The problem
Below are some records; repeat them all exactly, minus the pictures.
_____
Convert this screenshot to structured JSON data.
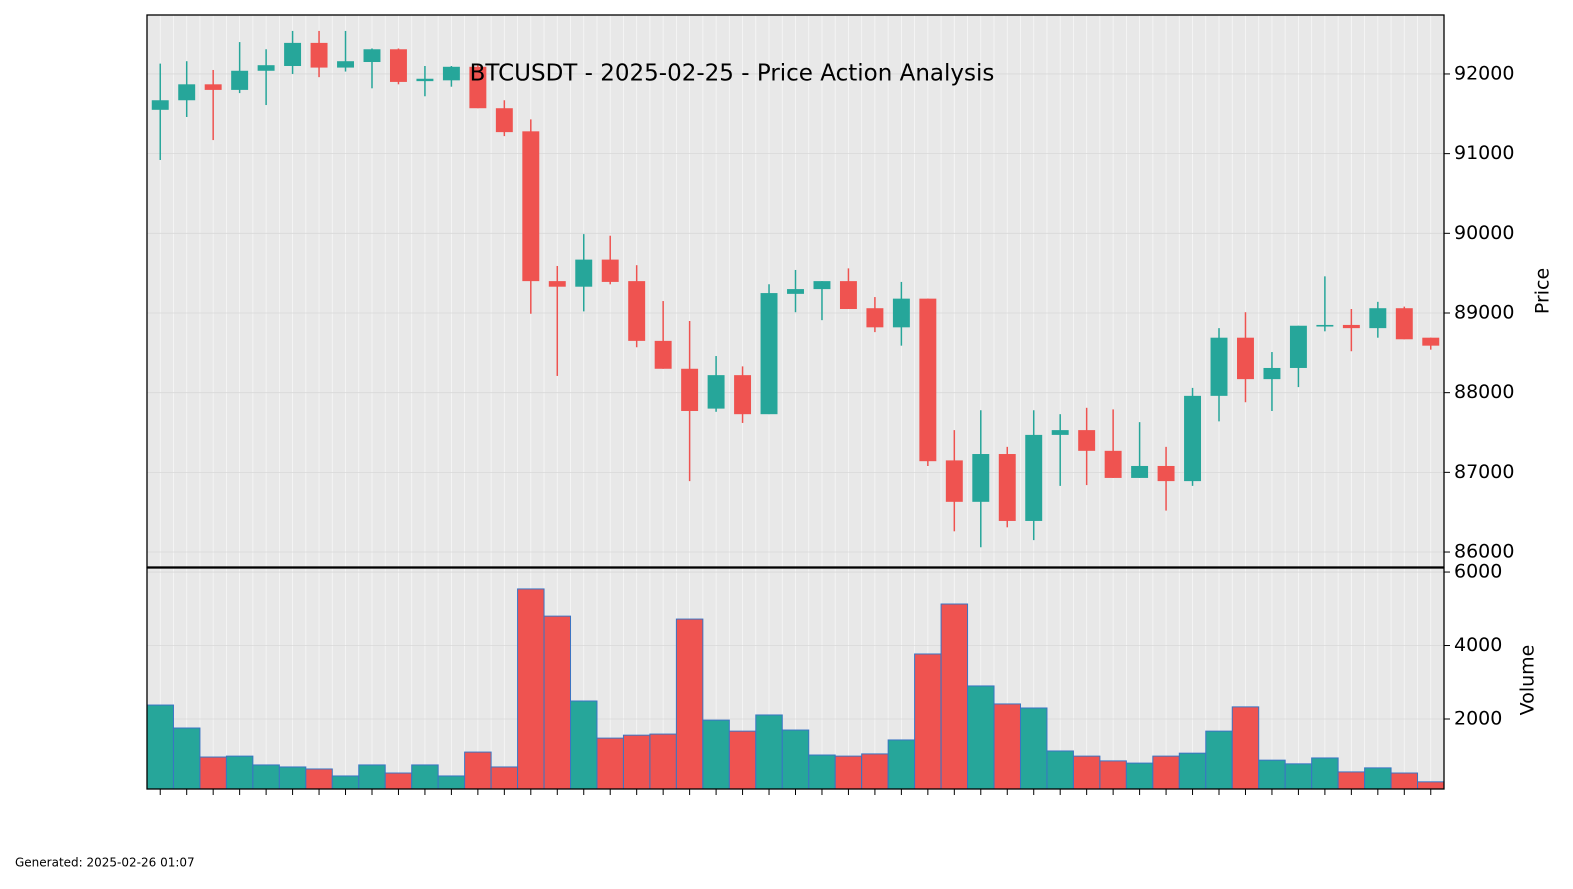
{
  "chart_data": [
    {
      "type": "candlestick",
      "title": "BTCUSDT - 2025-02-25 - Price Action Analysis",
      "ylabel": "Price",
      "up_color": "#26a69a",
      "down_color": "#ef5350",
      "open": [
        91550,
        91670,
        91870,
        91800,
        92040,
        92100,
        92390,
        92080,
        92150,
        92310,
        91910,
        91920,
        92090,
        91570,
        91280,
        89400,
        89330,
        89670,
        89400,
        88650,
        88300,
        87800,
        88220,
        87730,
        89240,
        89300,
        89400,
        89060,
        88820,
        89180,
        87150,
        86630,
        87230,
        86390,
        87470,
        87530,
        87270,
        86930,
        87080,
        86890,
        87960,
        88690,
        88170,
        88310,
        88830,
        88850,
        88810,
        89060,
        88690
      ],
      "high": [
        92130,
        92160,
        92050,
        92400,
        92310,
        92540,
        92540,
        92540,
        92320,
        92320,
        92100,
        92100,
        92130,
        91670,
        91430,
        89590,
        89990,
        89970,
        89600,
        89150,
        88900,
        88460,
        88330,
        89360,
        89540,
        89400,
        89560,
        89200,
        89390,
        89180,
        87530,
        87780,
        87320,
        87780,
        87730,
        87810,
        87790,
        87630,
        87320,
        88060,
        88810,
        89010,
        88510,
        88840,
        89460,
        89050,
        89140,
        89080,
        88690
      ],
      "low": [
        90920,
        91460,
        91170,
        91760,
        91610,
        92000,
        91960,
        92030,
        91820,
        91870,
        91720,
        91840,
        91570,
        91220,
        88990,
        88210,
        89020,
        89360,
        88570,
        88300,
        86890,
        87760,
        87620,
        87730,
        89010,
        88910,
        89050,
        88760,
        88590,
        87080,
        86260,
        86060,
        86310,
        86150,
        86830,
        86840,
        86930,
        86930,
        86520,
        86830,
        87640,
        87880,
        87770,
        88070,
        88770,
        88520,
        88690,
        88670,
        88540
      ],
      "close": [
        91670,
        91870,
        91800,
        92040,
        92110,
        92390,
        92080,
        92160,
        92310,
        91900,
        91940,
        92090,
        91570,
        91270,
        89400,
        89330,
        89670,
        89390,
        88650,
        88300,
        87770,
        88220,
        87730,
        89250,
        89300,
        89400,
        89050,
        88820,
        89180,
        87140,
        86630,
        87230,
        86390,
        87470,
        87530,
        87270,
        86930,
        87080,
        86890,
        87960,
        88690,
        88170,
        88310,
        88840,
        88850,
        88810,
        89060,
        88670,
        88590
      ],
      "ylim": [
        85812,
        92740
      ],
      "yticks": [
        86000,
        87000,
        88000,
        89000,
        90000,
        91000,
        92000
      ],
      "grid": true
    },
    {
      "type": "bar",
      "ylabel": "Volume",
      "edge_color": "#3a75c4",
      "values": [
        2380,
        1755,
        965,
        990,
        750,
        695,
        640,
        450,
        750,
        530,
        750,
        450,
        1100,
        695,
        5540,
        4800,
        2490,
        1480,
        1560,
        1590,
        4720,
        1970,
        1670,
        2110,
        1700,
        1020,
        990,
        1050,
        1430,
        3770,
        5130,
        2900,
        2410,
        2300,
        1130,
        990,
        860,
        800,
        990,
        1070,
        1670,
        2330,
        880,
        780,
        940,
        560,
        670,
        530,
        290
      ],
      "ylim": [
        95,
        6110
      ],
      "yticks": [
        2000,
        4000,
        6000
      ],
      "grid": true
    }
  ],
  "footer": "Generated: 2025-02-26 01:07"
}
_____
Correct output
Convert this screenshot to structured JSON data.
{
  "chart_data": [
    {
      "type": "candlestick",
      "title": "BTCUSDT - 2025-02-25 - Price Action Analysis",
      "ylabel": "Price",
      "up_color": "#26a69a",
      "down_color": "#ef5350",
      "open": [
        91550,
        91670,
        91870,
        91800,
        92040,
        92100,
        92390,
        92080,
        92150,
        92310,
        91910,
        91920,
        92090,
        91570,
        91280,
        89400,
        89330,
        89670,
        89400,
        88650,
        88300,
        87800,
        88220,
        87730,
        89240,
        89300,
        89400,
        89060,
        88820,
        89180,
        87150,
        86630,
        87230,
        86390,
        87470,
        87530,
        87270,
        86930,
        87080,
        86890,
        87960,
        88690,
        88170,
        88310,
        88830,
        88850,
        88810,
        89060,
        88690
      ],
      "high": [
        92130,
        92160,
        92050,
        92400,
        92310,
        92540,
        92540,
        92540,
        92320,
        92320,
        92100,
        92100,
        92130,
        91670,
        91430,
        89590,
        89990,
        89970,
        89600,
        89150,
        88900,
        88460,
        88330,
        89360,
        89540,
        89400,
        89560,
        89200,
        89390,
        89180,
        87530,
        87780,
        87320,
        87780,
        87730,
        87810,
        87790,
        87630,
        87320,
        88060,
        88810,
        89010,
        88510,
        88840,
        89460,
        89050,
        89140,
        89080,
        88690
      ],
      "low": [
        90920,
        91460,
        91170,
        91760,
        91610,
        92000,
        91960,
        92030,
        91820,
        91870,
        91720,
        91840,
        91570,
        91220,
        88990,
        88210,
        89020,
        89360,
        88570,
        88300,
        86890,
        87760,
        87620,
        87730,
        89010,
        88910,
        89050,
        88760,
        88590,
        87080,
        86260,
        86060,
        86310,
        86150,
        86830,
        86840,
        86930,
        86930,
        86520,
        86830,
        87640,
        87880,
        87770,
        88070,
        88770,
        88520,
        88690,
        88670,
        88540
      ],
      "close": [
        91670,
        91870,
        91800,
        92040,
        92110,
        92390,
        92080,
        92160,
        92310,
        91900,
        91940,
        92090,
        91570,
        91270,
        89400,
        89330,
        89670,
        89390,
        88650,
        88300,
        87770,
        88220,
        87730,
        89250,
        89300,
        89400,
        89050,
        88820,
        89180,
        87140,
        86630,
        87230,
        86390,
        87470,
        87530,
        87270,
        86930,
        87080,
        86890,
        87960,
        88690,
        88170,
        88310,
        88840,
        88850,
        88810,
        89060,
        88670,
        88590
      ],
      "ylim": [
        85812,
        92740
      ],
      "yticks": [
        86000,
        87000,
        88000,
        89000,
        90000,
        91000,
        92000
      ],
      "grid": true
    },
    {
      "type": "bar",
      "ylabel": "Volume",
      "edge_color": "#3a75c4",
      "values": [
        2380,
        1755,
        965,
        990,
        750,
        695,
        640,
        450,
        750,
        530,
        750,
        450,
        1100,
        695,
        5540,
        4800,
        2490,
        1480,
        1560,
        1590,
        4720,
        1970,
        1670,
        2110,
        1700,
        1020,
        990,
        1050,
        1430,
        3770,
        5130,
        2900,
        2410,
        2300,
        1130,
        990,
        860,
        800,
        990,
        1070,
        1670,
        2330,
        880,
        780,
        940,
        560,
        670,
        530,
        290
      ],
      "ylim": [
        95,
        6110
      ],
      "yticks": [
        2000,
        4000,
        6000
      ],
      "grid": true
    }
  ],
  "footer": "Generated: 2025-02-26 01:07"
}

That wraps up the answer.